# GOAL OF THE EXERCISE:
Output all entries verbatim. Skip pictures.

** Start RECORDS PROVIDED **

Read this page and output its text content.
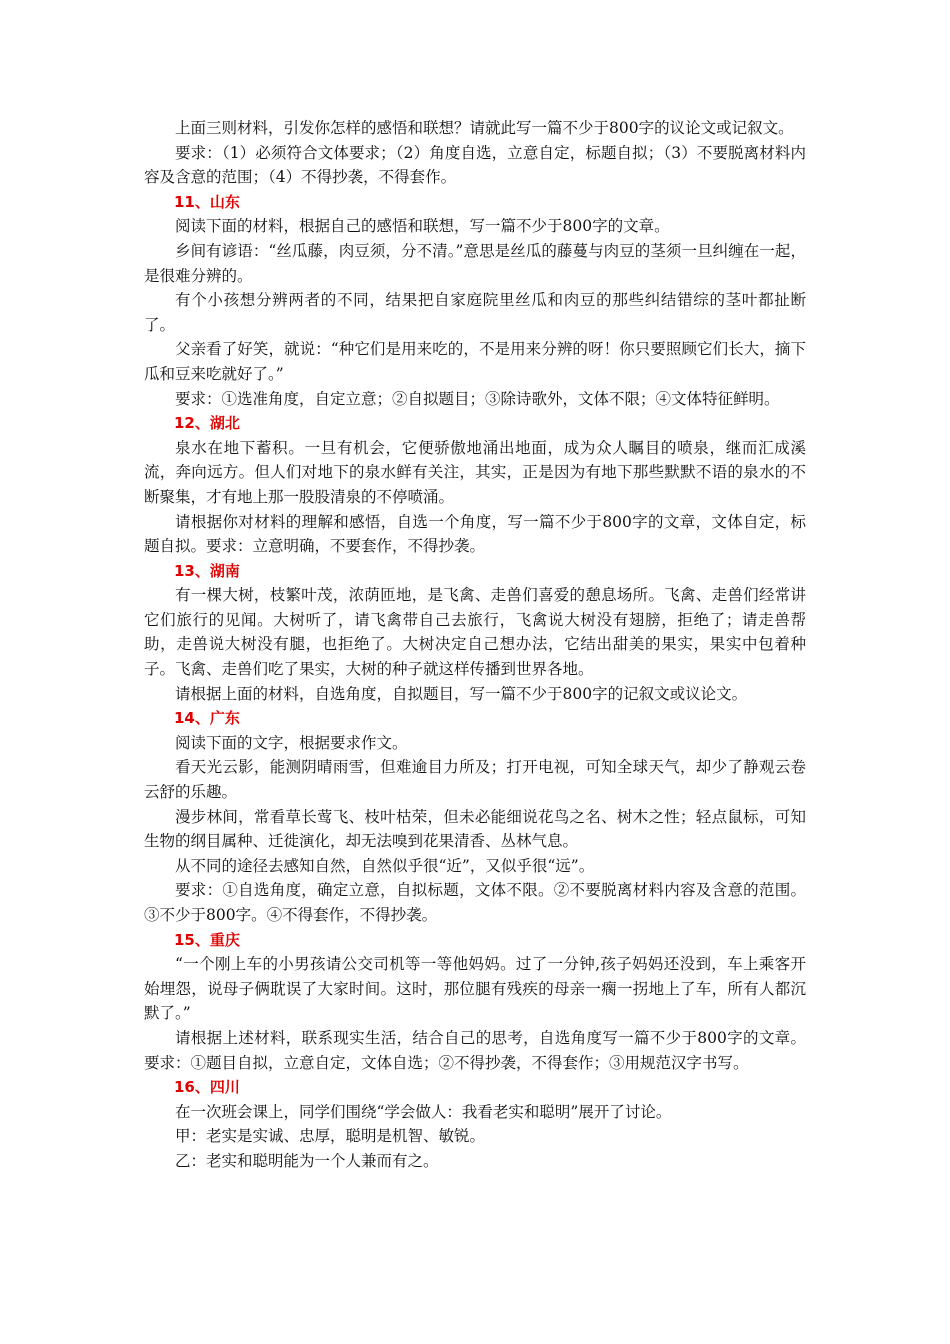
上面三则材料，引发你怎样的感悟和联想？请就此写一篇不少于800字的议论文或记叙文。

要求：（1）必须符合文体要求；（2）角度自选，立意自定，标题自拟；（3）不要脱离材料内容及含意的范围；（4）不得抄袭，不得套作。

11、山东

阅读下面的材料，根据自己的感悟和联想，写一篇不少于800字的文章。

乡间有谚语：“丝瓜藤，肉豆须，分不清。”意思是丝瓜的藤蔓与肉豆的茎须一旦纠缠在一起，是很难分辨的。

有个小孩想分辨两者的不同，结果把自家庭院里丝瓜和肉豆的那些纠结错综的茎叶都扯断了。

父亲看了好笑，就说：“种它们是用来吃的，不是用来分辨的呀！你只要照顾它们长大，摘下瓜和豆来吃就好了。”

要求：①选准角度，自定立意；②自拟题目；③除诗歌外，文体不限；④文体特征鲜明。

12、湖北

泉水在地下蓄积。一旦有机会，它便骄傲地涌出地面，成为众人瞩目的喷泉，继而汇成溪流，奔向远方。但人们对地下的泉水鲜有关注，其实，正是因为有地下那些默默不语的泉水的不断聚集，才有地上那一股股清泉的不停喷涌。

请根据你对材料的理解和感悟，自选一个角度，写一篇不少于800字的文章，文体自定，标题自拟。要求：立意明确，不要套作，不得抄袭。

13、湖南

有一棵大树，枝繁叶茂，浓荫匝地，是飞禽、走兽们喜爱的憩息场所。飞禽、走兽们经常讲它们旅行的见闻。大树听了，请飞禽带自己去旅行，飞禽说大树没有翅膀，拒绝了；请走兽帮助，走兽说大树没有腿，也拒绝了。大树决定自己想办法，它结出甜美的果实，果实中包着种子。飞禽、走兽们吃了果实，大树的种子就这样传播到世界各地。

请根据上面的材料，自选角度，自拟题目，写一篇不少于800字的记叙文或议论文。

14、广东

阅读下面的文字，根据要求作文。

看天光云影，能测阴晴雨雪，但难逾目力所及；打开电视，可知全球天气，却少了静观云卷云舒的乐趣。

漫步林间，常看草长莺飞、枝叶枯荣，但未必能细说花鸟之名、树木之性；轻点鼠标，可知生物的纲目属种、迁徙演化，却无法嗅到花果清香、丛林气息。

从不同的途径去感知自然，自然似乎很“近”，又似乎很“远”。

要求：①自选角度，确定立意，自拟标题，文体不限。②不要脱离材料内容及含意的范围。③不少于800字。④不得套作，不得抄袭。

15、重庆

“一个刚上车的小男孩请公交司机等一等他妈妈。过了一分钟,孩子妈妈还没到，车上乘客开始埋怨，说母子俩耽误了大家时间。这时，那位腿有残疾的母亲一瘸一拐地上了车，所有人都沉默了。”

请根据上述材料，联系现实生活，结合自己的思考，自选角度写一篇不少于800字的文章。要求：①题目自拟，立意自定，文体自选；②不得抄袭，不得套作；③用规范汉字书写。

16、四川

在一次班会课上，同学们围绕“学会做人：我看老实和聪明”展开了讨论。

甲：老实是实诚、忠厚，聪明是机智、敏锐。

乙：老实和聪明能为一个人兼而有之。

** End RECORDS PROVIDED **

# RESPONSE:
Read this page and output its text content.
上面三则材料，引发你怎样的感悟和联想？请就此写一篇不少于800字的议论文或记叙文。

要求：（1）必须符合文体要求；（2）角度自选，立意自定，标题自拟；（3）不要脱离材料内容及含意的范围；（4）不得抄袭，不得套作。

11、山东

阅读下面的材料，根据自己的感悟和联想，写一篇不少于800字的文章。

乡间有谚语：“丝瓜藤，肉豆须，分不清。”意思是丝瓜的藤蔓与肉豆的茎须一旦纠缠在一起，是很难分辨的。

有个小孩想分辨两者的不同，结果把自家庭院里丝瓜和肉豆的那些纠结错综的茎叶都扯断了。

父亲看了好笑，就说：“种它们是用来吃的，不是用来分辨的呀！你只要照顾它们长大，摘下瓜和豆来吃就好了。”

要求：①选准角度，自定立意；②自拟题目；③除诗歌外，文体不限；④文体特征鲜明。

12、湖北

泉水在地下蓄积。一旦有机会，它便骄傲地涌出地面，成为众人瞩目的喷泉，继而汇成溪流，奔向远方。但人们对地下的泉水鲜有关注，其实，正是因为有地下那些默默不语的泉水的不断聚集，才有地上那一股股清泉的不停喷涌。

请根据你对材料的理解和感悟，自选一个角度，写一篇不少于800字的文章，文体自定，标题自拟。要求：立意明确，不要套作，不得抄袭。

13、湖南

有一棵大树，枝繁叶茂，浓荫匝地，是飞禽、走兽们喜爱的憩息场所。飞禽、走兽们经常讲它们旅行的见闻。大树听了，请飞禽带自己去旅行，飞禽说大树没有翅膀，拒绝了；请走兽帮助，走兽说大树没有腿，也拒绝了。大树决定自己想办法，它结出甜美的果实，果实中包着种子。飞禽、走兽们吃了果实，大树的种子就这样传播到世界各地。

请根据上面的材料，自选角度，自拟题目，写一篇不少于800字的记叙文或议论文。

14、广东

阅读下面的文字，根据要求作文。

看天光云影，能测阴晴雨雪，但难逾目力所及；打开电视，可知全球天气，却少了静观云卷云舒的乐趣。

漫步林间，常看草长莺飞、枝叶枯荣，但未必能细说花鸟之名、树木之性；轻点鼠标，可知生物的纲目属种、迁徙演化，却无法嗅到花果清香、丛林气息。

从不同的途径去感知自然，自然似乎很“近”，又似乎很“远”。

要求：①自选角度，确定立意，自拟标题，文体不限。②不要脱离材料内容及含意的范围。③不少于800字。④不得套作，不得抄袭。

15、重庆

“一个刚上车的小男孩请公交司机等一等他妈妈。过了一分钟,孩子妈妈还没到，车上乘客开始埋怨，说母子俩耽误了大家时间。这时，那位腿有残疾的母亲一瘸一拐地上了车，所有人都沉默了。”

请根据上述材料，联系现实生活，结合自己的思考，自选角度写一篇不少于800字的文章。要求：①题目自拟，立意自定，文体自选；②不得抄袭，不得套作；③用规范汉字书写。

16、四川

在一次班会课上，同学们围绕“学会做人：我看老实和聪明”展开了讨论。

甲：老实是实诚、忠厚，聪明是机智、敏锐。

乙：老实和聪明能为一个人兼而有之。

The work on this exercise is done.